▶ _Work required_: Every line below must be reproduced exactly. Copy them all.
........
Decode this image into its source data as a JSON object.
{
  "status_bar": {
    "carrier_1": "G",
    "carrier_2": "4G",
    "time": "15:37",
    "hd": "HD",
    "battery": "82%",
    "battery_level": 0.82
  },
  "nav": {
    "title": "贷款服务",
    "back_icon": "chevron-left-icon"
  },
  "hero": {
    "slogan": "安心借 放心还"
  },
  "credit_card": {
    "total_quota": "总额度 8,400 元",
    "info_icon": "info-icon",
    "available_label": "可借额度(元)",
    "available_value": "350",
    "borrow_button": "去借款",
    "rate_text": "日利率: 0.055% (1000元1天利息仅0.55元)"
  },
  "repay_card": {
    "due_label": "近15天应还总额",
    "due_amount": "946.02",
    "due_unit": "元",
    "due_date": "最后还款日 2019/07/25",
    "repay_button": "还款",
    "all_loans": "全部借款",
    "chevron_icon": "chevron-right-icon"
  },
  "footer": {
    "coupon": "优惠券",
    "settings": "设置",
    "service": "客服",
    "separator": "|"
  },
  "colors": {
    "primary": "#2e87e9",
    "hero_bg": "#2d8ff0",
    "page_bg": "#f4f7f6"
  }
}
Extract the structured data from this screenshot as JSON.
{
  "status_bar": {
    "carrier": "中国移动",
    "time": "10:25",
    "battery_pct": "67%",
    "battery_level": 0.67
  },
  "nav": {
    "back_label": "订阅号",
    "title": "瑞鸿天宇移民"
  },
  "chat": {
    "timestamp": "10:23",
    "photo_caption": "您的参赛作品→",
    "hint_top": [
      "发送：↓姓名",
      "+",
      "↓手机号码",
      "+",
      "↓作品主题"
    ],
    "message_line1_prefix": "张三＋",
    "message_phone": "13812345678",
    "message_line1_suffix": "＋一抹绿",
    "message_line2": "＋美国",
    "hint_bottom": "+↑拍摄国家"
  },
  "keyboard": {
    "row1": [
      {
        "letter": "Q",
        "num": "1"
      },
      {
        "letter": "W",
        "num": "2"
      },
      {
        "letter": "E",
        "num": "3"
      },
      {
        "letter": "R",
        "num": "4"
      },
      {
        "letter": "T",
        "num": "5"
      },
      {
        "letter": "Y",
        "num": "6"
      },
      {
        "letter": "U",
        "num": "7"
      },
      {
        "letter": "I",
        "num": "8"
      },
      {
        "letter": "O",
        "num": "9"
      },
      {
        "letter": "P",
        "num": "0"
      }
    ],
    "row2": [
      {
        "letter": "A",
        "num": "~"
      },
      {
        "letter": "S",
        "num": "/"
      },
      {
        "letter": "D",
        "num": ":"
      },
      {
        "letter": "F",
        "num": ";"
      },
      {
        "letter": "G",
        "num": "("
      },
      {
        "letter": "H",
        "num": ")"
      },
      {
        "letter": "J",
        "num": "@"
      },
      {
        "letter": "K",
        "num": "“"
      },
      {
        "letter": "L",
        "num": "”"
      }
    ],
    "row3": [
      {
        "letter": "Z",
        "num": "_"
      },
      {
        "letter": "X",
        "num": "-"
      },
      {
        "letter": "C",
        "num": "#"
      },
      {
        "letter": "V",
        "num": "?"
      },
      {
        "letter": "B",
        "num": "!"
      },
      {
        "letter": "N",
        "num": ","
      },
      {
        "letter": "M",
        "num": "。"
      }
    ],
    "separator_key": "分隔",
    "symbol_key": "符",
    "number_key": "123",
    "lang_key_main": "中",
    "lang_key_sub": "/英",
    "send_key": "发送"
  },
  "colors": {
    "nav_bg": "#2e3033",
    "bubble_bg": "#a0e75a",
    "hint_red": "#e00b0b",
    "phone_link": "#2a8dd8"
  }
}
........
▶ _Written solution_:
Decode this image into its source data as a JSON object.
{
  "status_bar": {
    "carrier_1": "G",
    "carrier_2": "4G",
    "time": "15:37",
    "hd": "HD",
    "battery": "82%",
    "battery_level": 0.82
  },
  "nav": {
    "title": "贷款服务",
    "back_icon": "chevron-left-icon"
  },
  "hero": {
    "slogan": "安心借 放心还"
  },
  "credit_card": {
    "total_quota": "总额度 8,400 元",
    "info_icon": "info-icon",
    "available_label": "可借额度(元)",
    "available_value": "350",
    "borrow_button": "去借款",
    "rate_text": "日利率: 0.055% (1000元1天利息仅0.55元)"
  },
  "repay_card": {
    "due_label": "近15天应还总额",
    "due_amount": "946.02",
    "due_unit": "元",
    "due_date": "最后还款日 2019/07/25",
    "repay_button": "还款",
    "all_loans": "全部借款",
    "chevron_icon": "chevron-right-icon"
  },
  "footer": {
    "coupon": "优惠券",
    "settings": "设置",
    "service": "客服",
    "separator": "|"
  },
  "colors": {
    "primary": "#2e87e9",
    "hero_bg": "#2d8ff0",
    "page_bg": "#f4f7f6"
  }
}
Extract the structured data from this screenshot as JSON.
{
  "status_bar": {
    "carrier": "中国移动",
    "time": "10:25",
    "battery_pct": "67%",
    "battery_level": 0.67
  },
  "nav": {
    "back_label": "订阅号",
    "title": "瑞鸿天宇移民"
  },
  "chat": {
    "timestamp": "10:23",
    "photo_caption": "您的参赛作品→",
    "hint_top": [
      "发送：↓姓名",
      "+",
      "↓手机号码",
      "+",
      "↓作品主题"
    ],
    "message_line1_prefix": "张三＋",
    "message_phone": "13812345678",
    "message_line1_suffix": "＋一抹绿",
    "message_line2": "＋美国",
    "hint_bottom": "+↑拍摄国家"
  },
  "keyboard": {
    "row1": [
      {
        "letter": "Q",
        "num": "1"
      },
      {
        "letter": "W",
        "num": "2"
      },
      {
        "letter": "E",
        "num": "3"
      },
      {
        "letter": "R",
        "num": "4"
      },
      {
        "letter": "T",
        "num": "5"
      },
      {
        "letter": "Y",
        "num": "6"
      },
      {
        "letter": "U",
        "num": "7"
      },
      {
        "letter": "I",
        "num": "8"
      },
      {
        "letter": "O",
        "num": "9"
      },
      {
        "letter": "P",
        "num": "0"
      }
    ],
    "row2": [
      {
        "letter": "A",
        "num": "~"
      },
      {
        "letter": "S",
        "num": "/"
      },
      {
        "letter": "D",
        "num": ":"
      },
      {
        "letter": "F",
        "num": ";"
      },
      {
        "letter": "G",
        "num": "("
      },
      {
        "letter": "H",
        "num": ")"
      },
      {
        "letter": "J",
        "num": "@"
      },
      {
        "letter": "K",
        "num": "“"
      },
      {
        "letter": "L",
        "num": "”"
      }
    ],
    "row3": [
      {
        "letter": "Z",
        "num": "_"
      },
      {
        "letter": "X",
        "num": "-"
      },
      {
        "letter": "C",
        "num": "#"
      },
      {
        "letter": "V",
        "num": "?"
      },
      {
        "letter": "B",
        "num": "!"
      },
      {
        "letter": "N",
        "num": ","
      },
      {
        "letter": "M",
        "num": "。"
      }
    ],
    "separator_key": "分隔",
    "symbol_key": "符",
    "number_key": "123",
    "lang_key_main": "中",
    "lang_key_sub": "/英",
    "send_key": "发送"
  },
  "colors": {
    "nav_bg": "#2e3033",
    "bubble_bg": "#a0e75a",
    "hint_red": "#e00b0b",
    "phone_link": "#2a8dd8"
  }
}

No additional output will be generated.